Extract every line below, verbatim.
^^^^
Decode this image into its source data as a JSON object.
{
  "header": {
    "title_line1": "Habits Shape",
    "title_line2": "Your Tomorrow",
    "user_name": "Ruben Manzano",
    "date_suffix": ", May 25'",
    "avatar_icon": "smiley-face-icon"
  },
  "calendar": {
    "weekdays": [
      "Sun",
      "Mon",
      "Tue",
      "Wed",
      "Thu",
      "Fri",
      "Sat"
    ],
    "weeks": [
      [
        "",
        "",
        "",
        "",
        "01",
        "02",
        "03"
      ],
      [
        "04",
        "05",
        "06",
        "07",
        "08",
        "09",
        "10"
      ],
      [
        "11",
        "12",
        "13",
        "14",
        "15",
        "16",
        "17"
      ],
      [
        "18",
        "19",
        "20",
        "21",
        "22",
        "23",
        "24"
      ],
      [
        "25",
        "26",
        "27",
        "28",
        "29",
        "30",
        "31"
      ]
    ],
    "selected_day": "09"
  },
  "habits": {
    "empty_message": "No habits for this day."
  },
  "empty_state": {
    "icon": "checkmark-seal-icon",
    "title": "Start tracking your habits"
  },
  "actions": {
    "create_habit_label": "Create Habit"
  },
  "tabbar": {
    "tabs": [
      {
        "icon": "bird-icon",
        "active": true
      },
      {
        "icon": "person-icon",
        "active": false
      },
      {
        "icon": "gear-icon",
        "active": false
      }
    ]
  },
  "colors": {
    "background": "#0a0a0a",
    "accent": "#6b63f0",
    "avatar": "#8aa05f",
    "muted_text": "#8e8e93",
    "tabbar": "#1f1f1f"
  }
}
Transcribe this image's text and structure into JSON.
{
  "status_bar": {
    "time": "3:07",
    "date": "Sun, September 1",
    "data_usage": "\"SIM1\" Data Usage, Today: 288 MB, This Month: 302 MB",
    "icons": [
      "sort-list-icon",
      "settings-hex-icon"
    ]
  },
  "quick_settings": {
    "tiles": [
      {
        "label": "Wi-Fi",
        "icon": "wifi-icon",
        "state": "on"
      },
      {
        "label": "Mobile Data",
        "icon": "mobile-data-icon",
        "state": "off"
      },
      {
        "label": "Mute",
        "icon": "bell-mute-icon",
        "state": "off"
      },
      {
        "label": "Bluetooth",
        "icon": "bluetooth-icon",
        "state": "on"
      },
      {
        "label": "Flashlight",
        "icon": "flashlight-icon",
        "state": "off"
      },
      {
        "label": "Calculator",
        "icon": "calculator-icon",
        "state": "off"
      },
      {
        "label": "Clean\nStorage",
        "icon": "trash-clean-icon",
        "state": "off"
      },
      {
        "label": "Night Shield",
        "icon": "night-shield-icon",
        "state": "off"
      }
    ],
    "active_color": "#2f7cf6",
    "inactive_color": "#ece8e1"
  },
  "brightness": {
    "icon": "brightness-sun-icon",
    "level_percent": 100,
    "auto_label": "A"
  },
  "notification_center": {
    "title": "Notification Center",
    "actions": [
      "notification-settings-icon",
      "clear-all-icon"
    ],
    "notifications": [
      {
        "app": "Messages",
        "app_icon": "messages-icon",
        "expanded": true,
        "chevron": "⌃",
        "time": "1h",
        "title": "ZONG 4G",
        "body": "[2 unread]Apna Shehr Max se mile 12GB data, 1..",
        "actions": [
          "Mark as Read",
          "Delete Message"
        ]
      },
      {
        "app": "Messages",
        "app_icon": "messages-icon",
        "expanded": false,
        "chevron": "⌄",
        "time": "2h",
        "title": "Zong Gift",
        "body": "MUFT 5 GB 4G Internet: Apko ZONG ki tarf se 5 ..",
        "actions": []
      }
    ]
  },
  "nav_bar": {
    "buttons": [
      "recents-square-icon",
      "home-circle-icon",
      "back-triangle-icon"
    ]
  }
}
^^^^
__EXPECTED ANSWER__
Decode this image into its source data as a JSON object.
{
  "header": {
    "title_line1": "Habits Shape",
    "title_line2": "Your Tomorrow",
    "user_name": "Ruben Manzano",
    "date_suffix": ", May 25'",
    "avatar_icon": "smiley-face-icon"
  },
  "calendar": {
    "weekdays": [
      "Sun",
      "Mon",
      "Tue",
      "Wed",
      "Thu",
      "Fri",
      "Sat"
    ],
    "weeks": [
      [
        "",
        "",
        "",
        "",
        "01",
        "02",
        "03"
      ],
      [
        "04",
        "05",
        "06",
        "07",
        "08",
        "09",
        "10"
      ],
      [
        "11",
        "12",
        "13",
        "14",
        "15",
        "16",
        "17"
      ],
      [
        "18",
        "19",
        "20",
        "21",
        "22",
        "23",
        "24"
      ],
      [
        "25",
        "26",
        "27",
        "28",
        "29",
        "30",
        "31"
      ]
    ],
    "selected_day": "09"
  },
  "habits": {
    "empty_message": "No habits for this day."
  },
  "empty_state": {
    "icon": "checkmark-seal-icon",
    "title": "Start tracking your habits"
  },
  "actions": {
    "create_habit_label": "Create Habit"
  },
  "tabbar": {
    "tabs": [
      {
        "icon": "bird-icon",
        "active": true
      },
      {
        "icon": "person-icon",
        "active": false
      },
      {
        "icon": "gear-icon",
        "active": false
      }
    ]
  },
  "colors": {
    "background": "#0a0a0a",
    "accent": "#6b63f0",
    "avatar": "#8aa05f",
    "muted_text": "#8e8e93",
    "tabbar": "#1f1f1f"
  }
}
Transcribe this image's text and structure into JSON.
{
  "status_bar": {
    "time": "3:07",
    "date": "Sun, September 1",
    "data_usage": "\"SIM1\" Data Usage, Today: 288 MB, This Month: 302 MB",
    "icons": [
      "sort-list-icon",
      "settings-hex-icon"
    ]
  },
  "quick_settings": {
    "tiles": [
      {
        "label": "Wi-Fi",
        "icon": "wifi-icon",
        "state": "on"
      },
      {
        "label": "Mobile Data",
        "icon": "mobile-data-icon",
        "state": "off"
      },
      {
        "label": "Mute",
        "icon": "bell-mute-icon",
        "state": "off"
      },
      {
        "label": "Bluetooth",
        "icon": "bluetooth-icon",
        "state": "on"
      },
      {
        "label": "Flashlight",
        "icon": "flashlight-icon",
        "state": "off"
      },
      {
        "label": "Calculator",
        "icon": "calculator-icon",
        "state": "off"
      },
      {
        "label": "Clean\nStorage",
        "icon": "trash-clean-icon",
        "state": "off"
      },
      {
        "label": "Night Shield",
        "icon": "night-shield-icon",
        "state": "off"
      }
    ],
    "active_color": "#2f7cf6",
    "inactive_color": "#ece8e1"
  },
  "brightness": {
    "icon": "brightness-sun-icon",
    "level_percent": 100,
    "auto_label": "A"
  },
  "notification_center": {
    "title": "Notification Center",
    "actions": [
      "notification-settings-icon",
      "clear-all-icon"
    ],
    "notifications": [
      {
        "app": "Messages",
        "app_icon": "messages-icon",
        "expanded": true,
        "chevron": "⌃",
        "time": "1h",
        "title": "ZONG 4G",
        "body": "[2 unread]Apna Shehr Max se mile 12GB data, 1..",
        "actions": [
          "Mark as Read",
          "Delete Message"
        ]
      },
      {
        "app": "Messages",
        "app_icon": "messages-icon",
        "expanded": false,
        "chevron": "⌄",
        "time": "2h",
        "title": "Zong Gift",
        "body": "MUFT 5 GB 4G Internet: Apko ZONG ki tarf se 5 ..",
        "actions": []
      }
    ]
  },
  "nav_bar": {
    "buttons": [
      "recents-square-icon",
      "home-circle-icon",
      "back-triangle-icon"
    ]
  }
}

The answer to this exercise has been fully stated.